Figure collection entries:
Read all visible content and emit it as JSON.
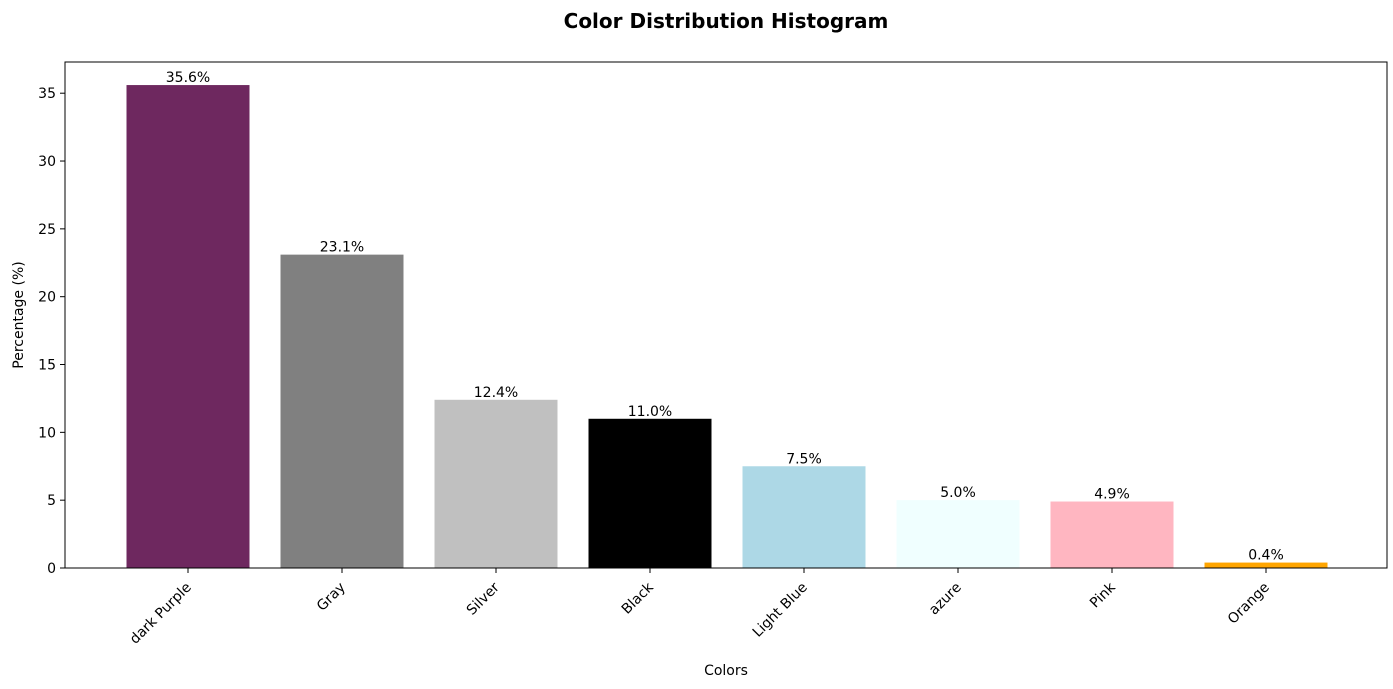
{
  "chart_data": {
    "type": "bar",
    "title": "Color Distribution Histogram",
    "xlabel": "Colors",
    "ylabel": "Percentage (%)",
    "ylim": [
      0,
      37.3
    ],
    "yticks": [
      0,
      5,
      10,
      15,
      20,
      25,
      30,
      35
    ],
    "grid": false,
    "categories": [
      "dark Purple",
      "Gray",
      "Silver",
      "Black",
      "Light Blue",
      "azure",
      "Pink",
      "Orange"
    ],
    "values": [
      35.6,
      23.1,
      12.4,
      11.0,
      7.5,
      5.0,
      4.9,
      0.4
    ],
    "value_labels": [
      "35.6%",
      "23.1%",
      "12.4%",
      "11.0%",
      "7.5%",
      "5.0%",
      "4.9%",
      "0.4%"
    ],
    "colors": [
      "#6e285f",
      "#808080",
      "#c0c0c0",
      "#000000",
      "#add8e6",
      "#f0ffff",
      "#ffb6c1",
      "#ffa500"
    ]
  }
}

* [Task requirements] Set down the lines of the records above exactly, apart from the pictures.

* [The result]
Read all visible content and emit it as JSON.
{
  "chart_data": {
    "type": "bar",
    "title": "Color Distribution Histogram",
    "xlabel": "Colors",
    "ylabel": "Percentage (%)",
    "ylim": [
      0,
      37.3
    ],
    "yticks": [
      0,
      5,
      10,
      15,
      20,
      25,
      30,
      35
    ],
    "grid": false,
    "categories": [
      "dark Purple",
      "Gray",
      "Silver",
      "Black",
      "Light Blue",
      "azure",
      "Pink",
      "Orange"
    ],
    "values": [
      35.6,
      23.1,
      12.4,
      11.0,
      7.5,
      5.0,
      4.9,
      0.4
    ],
    "value_labels": [
      "35.6%",
      "23.1%",
      "12.4%",
      "11.0%",
      "7.5%",
      "5.0%",
      "4.9%",
      "0.4%"
    ],
    "colors": [
      "#6e285f",
      "#808080",
      "#c0c0c0",
      "#000000",
      "#add8e6",
      "#f0ffff",
      "#ffb6c1",
      "#ffa500"
    ]
  }
}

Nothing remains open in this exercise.